Work to do: Please retype the records below exactly, leaving out any pictures.

Material for this exercise:
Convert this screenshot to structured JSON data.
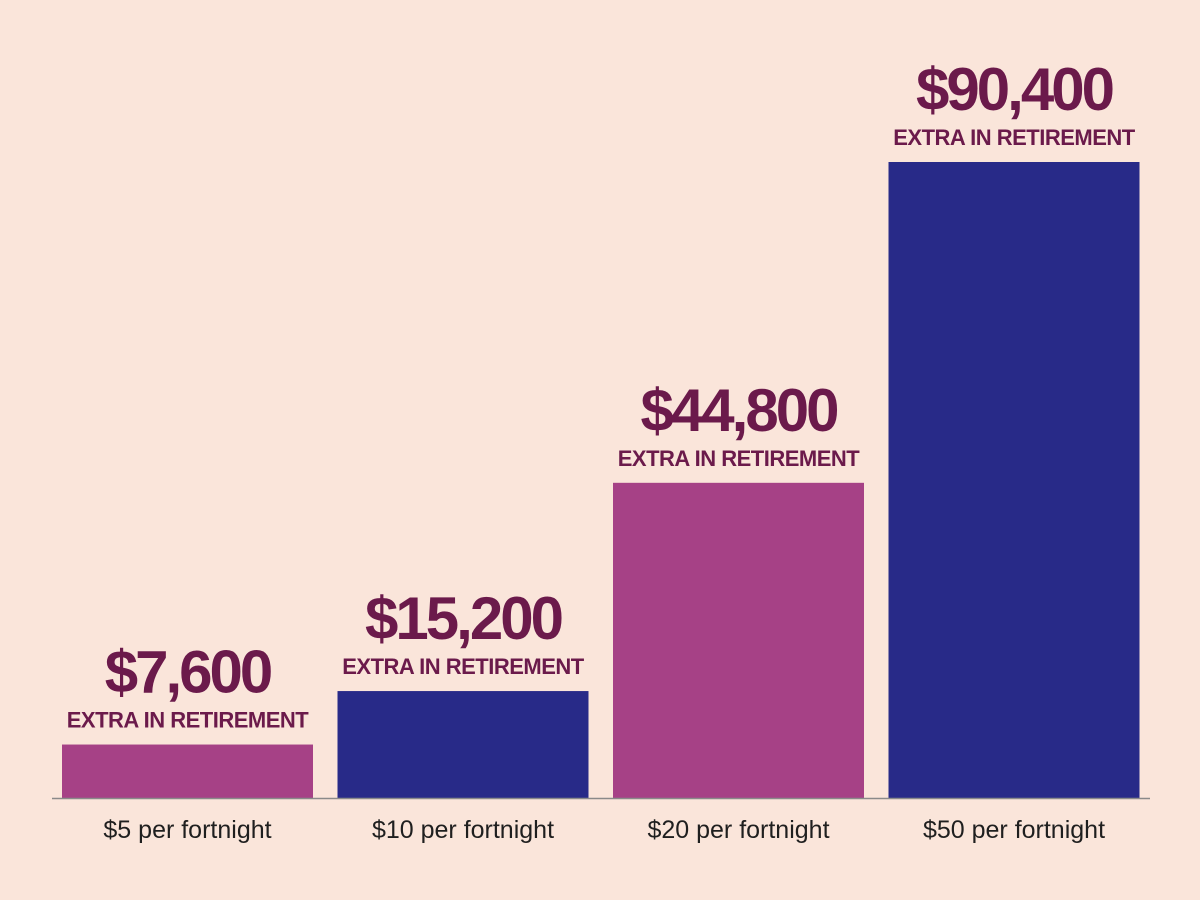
{
  "chart_data": {
    "type": "bar",
    "title": "",
    "xlabel": "",
    "ylabel": "",
    "categories": [
      "$5 per fortnight",
      "$10 per fortnight",
      "$20 per fortnight",
      "$50 per fortnight"
    ],
    "values": [
      7600,
      15200,
      44800,
      90400
    ],
    "value_labels": [
      "$7,600",
      "$15,200",
      "$44,800",
      "$90,400"
    ],
    "value_sublabel": "EXTRA IN RETIREMENT",
    "bar_colors": [
      "#a64186",
      "#282a88",
      "#a64186",
      "#282a88"
    ],
    "label_color": "#6b1a4b",
    "category_label_color": "#1f1f1f",
    "baseline_color": "#8a8a8a",
    "ylim": [
      0,
      90400
    ],
    "grid": false,
    "legend": "none"
  }
}
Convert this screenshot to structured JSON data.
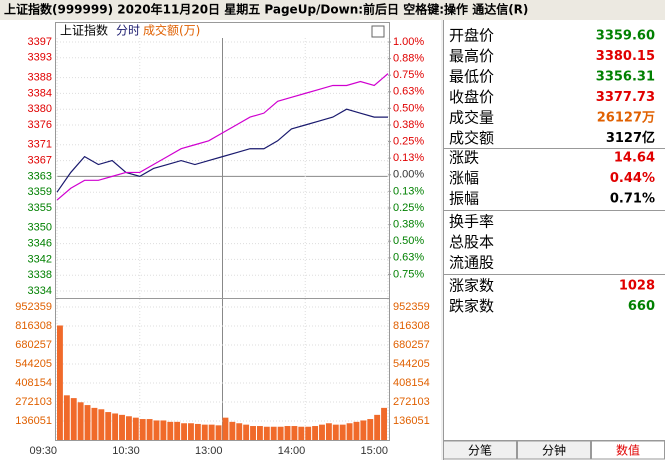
{
  "title_bar": "上证指数(999999)  2020年11月20日 星期五 PageUp/Down:前后日 空格键:操作 通达信(R)",
  "chart_data": [
    {
      "type": "line",
      "title": "上证指数",
      "mode": "分时",
      "x": [
        0,
        10,
        20,
        30,
        40,
        50,
        60,
        70,
        80,
        90,
        100,
        110,
        120,
        130,
        140,
        150,
        160,
        170,
        180,
        190,
        200,
        210,
        220,
        230,
        240
      ],
      "xlim": [
        0,
        240
      ],
      "xticks": [
        {
          "value": 0,
          "label": "09:30"
        },
        {
          "value": 60,
          "label": "10:30"
        },
        {
          "value": 120,
          "label": "13:00"
        },
        {
          "value": 180,
          "label": "14:00"
        },
        {
          "value": 240,
          "label": "15:00"
        }
      ],
      "ylim": [
        3334,
        3397
      ],
      "yticks": [
        3397,
        3393,
        3388,
        3384,
        3380,
        3376,
        3371,
        3367,
        3363,
        3359,
        3355,
        3350,
        3346,
        3342,
        3338,
        3334
      ],
      "y2lim": [
        -0.875,
        1.0
      ],
      "y2ticks": [
        {
          "value": 1.0,
          "label": "1.00%"
        },
        {
          "value": 0.875,
          "label": "0.88%"
        },
        {
          "value": 0.75,
          "label": "0.75%"
        },
        {
          "value": 0.625,
          "label": "0.63%"
        },
        {
          "value": 0.5,
          "label": "0.50%"
        },
        {
          "value": 0.375,
          "label": "0.38%"
        },
        {
          "value": 0.25,
          "label": "0.25%"
        },
        {
          "value": 0.125,
          "label": "0.13%"
        },
        {
          "value": 0,
          "label": "0.00%"
        },
        {
          "value": -0.125,
          "label": "0.13%"
        },
        {
          "value": -0.25,
          "label": "0.25%"
        },
        {
          "value": -0.375,
          "label": "0.38%"
        },
        {
          "value": -0.5,
          "label": "0.50%"
        },
        {
          "value": -0.625,
          "label": "0.63%"
        },
        {
          "value": -0.75,
          "label": "0.75%"
        }
      ],
      "up_color": "#e00000",
      "down_color": "#008000",
      "flat_color": "#333333",
      "grid": true,
      "series": [
        {
          "color": "#1a1a6e",
          "values": [
            3359,
            3364,
            3368,
            3366,
            3367,
            3364,
            3363,
            3365,
            3366,
            3367,
            3366,
            3367,
            3368,
            3369,
            3370,
            3370,
            3372,
            3375,
            3376,
            3377,
            3378,
            3380,
            3379,
            3378,
            3378
          ]
        },
        {
          "color": "#d000d0",
          "values": [
            3357,
            3360,
            3362,
            3362,
            3363,
            3364,
            3364,
            3366,
            3368,
            3370,
            3371,
            3372,
            3374,
            3376,
            3378,
            3379,
            3382,
            3383,
            3384,
            3385,
            3386,
            3386,
            3387,
            3386,
            3389
          ]
        }
      ]
    },
    {
      "type": "bar",
      "title": "成交额(万)",
      "x": [
        0,
        5,
        10,
        15,
        20,
        25,
        30,
        35,
        40,
        45,
        50,
        55,
        60,
        65,
        70,
        75,
        80,
        85,
        90,
        95,
        100,
        105,
        110,
        115,
        120,
        125,
        130,
        135,
        140,
        145,
        150,
        155,
        160,
        165,
        170,
        175,
        180,
        185,
        190,
        195,
        200,
        205,
        210,
        215,
        220,
        225,
        230,
        235
      ],
      "xlim": [
        0,
        240
      ],
      "values": [
        820000,
        320000,
        300000,
        270000,
        250000,
        230000,
        220000,
        200000,
        190000,
        180000,
        170000,
        160000,
        150000,
        150000,
        140000,
        140000,
        130000,
        130000,
        120000,
        120000,
        115000,
        110000,
        110000,
        105000,
        160000,
        130000,
        120000,
        110000,
        100000,
        100000,
        95000,
        95000,
        95000,
        100000,
        100000,
        95000,
        95000,
        100000,
        110000,
        120000,
        110000,
        110000,
        120000,
        130000,
        140000,
        150000,
        180000,
        230000
      ],
      "color": "#f06a2a",
      "ylim": [
        0,
        952359
      ],
      "yticks": [
        136051,
        272103,
        408154,
        544205,
        680257,
        816308,
        952359
      ]
    }
  ],
  "panel": {
    "groups": [
      [
        {
          "label": "开盘价",
          "value": "3359.60",
          "color": "#008000"
        },
        {
          "label": "最高价",
          "value": "3380.15",
          "color": "#e00000"
        },
        {
          "label": "最低价",
          "value": "3356.31",
          "color": "#008000"
        },
        {
          "label": "收盘价",
          "value": "3377.73",
          "color": "#e00000"
        },
        {
          "label": "成交量",
          "value": "26127万",
          "color": "#e06000"
        },
        {
          "label": "成交额",
          "value": "3127亿",
          "color": "#000000"
        }
      ],
      [
        {
          "label": "涨跌",
          "value": "14.64",
          "color": "#e00000"
        },
        {
          "label": "涨幅",
          "value": "0.44%",
          "color": "#e00000"
        },
        {
          "label": "振幅",
          "value": "0.71%",
          "color": "#000000"
        }
      ],
      [
        {
          "label": "换手率"
        },
        {
          "label": "总股本"
        },
        {
          "label": "流通股"
        }
      ],
      [
        {
          "label": "涨家数",
          "value": "1028",
          "color": "#e00000"
        },
        {
          "label": "跌家数",
          "value": "660",
          "color": "#008000"
        }
      ]
    ]
  },
  "tabs": [
    "分笔",
    "分钟",
    "数值"
  ],
  "active_tab": 2
}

Written solution:
Convert this screenshot to structured JSON data.
{
  "chart_data": {
    "type": "bar",
    "title": "",
    "xlabel": "",
    "ylabel": "",
    "categories": [
      "$5 per fortnight",
      "$10 per fortnight",
      "$20 per fortnight",
      "$50 per fortnight"
    ],
    "values": [
      7600,
      15200,
      44800,
      90400
    ],
    "value_labels": [
      "$7,600",
      "$15,200",
      "$44,800",
      "$90,400"
    ],
    "value_sublabel": "EXTRA IN RETIREMENT",
    "bar_colors": [
      "#a64186",
      "#282a88",
      "#a64186",
      "#282a88"
    ],
    "label_color": "#6b1a4b",
    "category_label_color": "#1f1f1f",
    "baseline_color": "#8a8a8a",
    "ylim": [
      0,
      90400
    ],
    "grid": false,
    "legend": "none"
  }
}
Convert this screenshot to structured JSON data.
{
  "title_bar": "上证指数(999999)  2020年11月20日 星期五 PageUp/Down:前后日 空格键:操作 通达信(R)",
  "chart_data": [
    {
      "type": "line",
      "title": "上证指数",
      "mode": "分时",
      "x": [
        0,
        10,
        20,
        30,
        40,
        50,
        60,
        70,
        80,
        90,
        100,
        110,
        120,
        130,
        140,
        150,
        160,
        170,
        180,
        190,
        200,
        210,
        220,
        230,
        240
      ],
      "xlim": [
        0,
        240
      ],
      "xticks": [
        {
          "value": 0,
          "label": "09:30"
        },
        {
          "value": 60,
          "label": "10:30"
        },
        {
          "value": 120,
          "label": "13:00"
        },
        {
          "value": 180,
          "label": "14:00"
        },
        {
          "value": 240,
          "label": "15:00"
        }
      ],
      "ylim": [
        3334,
        3397
      ],
      "yticks": [
        3397,
        3393,
        3388,
        3384,
        3380,
        3376,
        3371,
        3367,
        3363,
        3359,
        3355,
        3350,
        3346,
        3342,
        3338,
        3334
      ],
      "y2lim": [
        -0.875,
        1.0
      ],
      "y2ticks": [
        {
          "value": 1.0,
          "label": "1.00%"
        },
        {
          "value": 0.875,
          "label": "0.88%"
        },
        {
          "value": 0.75,
          "label": "0.75%"
        },
        {
          "value": 0.625,
          "label": "0.63%"
        },
        {
          "value": 0.5,
          "label": "0.50%"
        },
        {
          "value": 0.375,
          "label": "0.38%"
        },
        {
          "value": 0.25,
          "label": "0.25%"
        },
        {
          "value": 0.125,
          "label": "0.13%"
        },
        {
          "value": 0,
          "label": "0.00%"
        },
        {
          "value": -0.125,
          "label": "0.13%"
        },
        {
          "value": -0.25,
          "label": "0.25%"
        },
        {
          "value": -0.375,
          "label": "0.38%"
        },
        {
          "value": -0.5,
          "label": "0.50%"
        },
        {
          "value": -0.625,
          "label": "0.63%"
        },
        {
          "value": -0.75,
          "label": "0.75%"
        }
      ],
      "up_color": "#e00000",
      "down_color": "#008000",
      "flat_color": "#333333",
      "grid": true,
      "series": [
        {
          "color": "#1a1a6e",
          "values": [
            3359,
            3364,
            3368,
            3366,
            3367,
            3364,
            3363,
            3365,
            3366,
            3367,
            3366,
            3367,
            3368,
            3369,
            3370,
            3370,
            3372,
            3375,
            3376,
            3377,
            3378,
            3380,
            3379,
            3378,
            3378
          ]
        },
        {
          "color": "#d000d0",
          "values": [
            3357,
            3360,
            3362,
            3362,
            3363,
            3364,
            3364,
            3366,
            3368,
            3370,
            3371,
            3372,
            3374,
            3376,
            3378,
            3379,
            3382,
            3383,
            3384,
            3385,
            3386,
            3386,
            3387,
            3386,
            3389
          ]
        }
      ]
    },
    {
      "type": "bar",
      "title": "成交额(万)",
      "x": [
        0,
        5,
        10,
        15,
        20,
        25,
        30,
        35,
        40,
        45,
        50,
        55,
        60,
        65,
        70,
        75,
        80,
        85,
        90,
        95,
        100,
        105,
        110,
        115,
        120,
        125,
        130,
        135,
        140,
        145,
        150,
        155,
        160,
        165,
        170,
        175,
        180,
        185,
        190,
        195,
        200,
        205,
        210,
        215,
        220,
        225,
        230,
        235
      ],
      "xlim": [
        0,
        240
      ],
      "values": [
        820000,
        320000,
        300000,
        270000,
        250000,
        230000,
        220000,
        200000,
        190000,
        180000,
        170000,
        160000,
        150000,
        150000,
        140000,
        140000,
        130000,
        130000,
        120000,
        120000,
        115000,
        110000,
        110000,
        105000,
        160000,
        130000,
        120000,
        110000,
        100000,
        100000,
        95000,
        95000,
        95000,
        100000,
        100000,
        95000,
        95000,
        100000,
        110000,
        120000,
        110000,
        110000,
        120000,
        130000,
        140000,
        150000,
        180000,
        230000
      ],
      "color": "#f06a2a",
      "ylim": [
        0,
        952359
      ],
      "yticks": [
        136051,
        272103,
        408154,
        544205,
        680257,
        816308,
        952359
      ]
    }
  ],
  "panel": {
    "groups": [
      [
        {
          "label": "开盘价",
          "value": "3359.60",
          "color": "#008000"
        },
        {
          "label": "最高价",
          "value": "3380.15",
          "color": "#e00000"
        },
        {
          "label": "最低价",
          "value": "3356.31",
          "color": "#008000"
        },
        {
          "label": "收盘价",
          "value": "3377.73",
          "color": "#e00000"
        },
        {
          "label": "成交量",
          "value": "26127万",
          "color": "#e06000"
        },
        {
          "label": "成交额",
          "value": "3127亿",
          "color": "#000000"
        }
      ],
      [
        {
          "label": "涨跌",
          "value": "14.64",
          "color": "#e00000"
        },
        {
          "label": "涨幅",
          "value": "0.44%",
          "color": "#e00000"
        },
        {
          "label": "振幅",
          "value": "0.71%",
          "color": "#000000"
        }
      ],
      [
        {
          "label": "换手率"
        },
        {
          "label": "总股本"
        },
        {
          "label": "流通股"
        }
      ],
      [
        {
          "label": "涨家数",
          "value": "1028",
          "color": "#e00000"
        },
        {
          "label": "跌家数",
          "value": "660",
          "color": "#008000"
        }
      ]
    ]
  },
  "tabs": [
    "分笔",
    "分钟",
    "数值"
  ],
  "active_tab": 2
}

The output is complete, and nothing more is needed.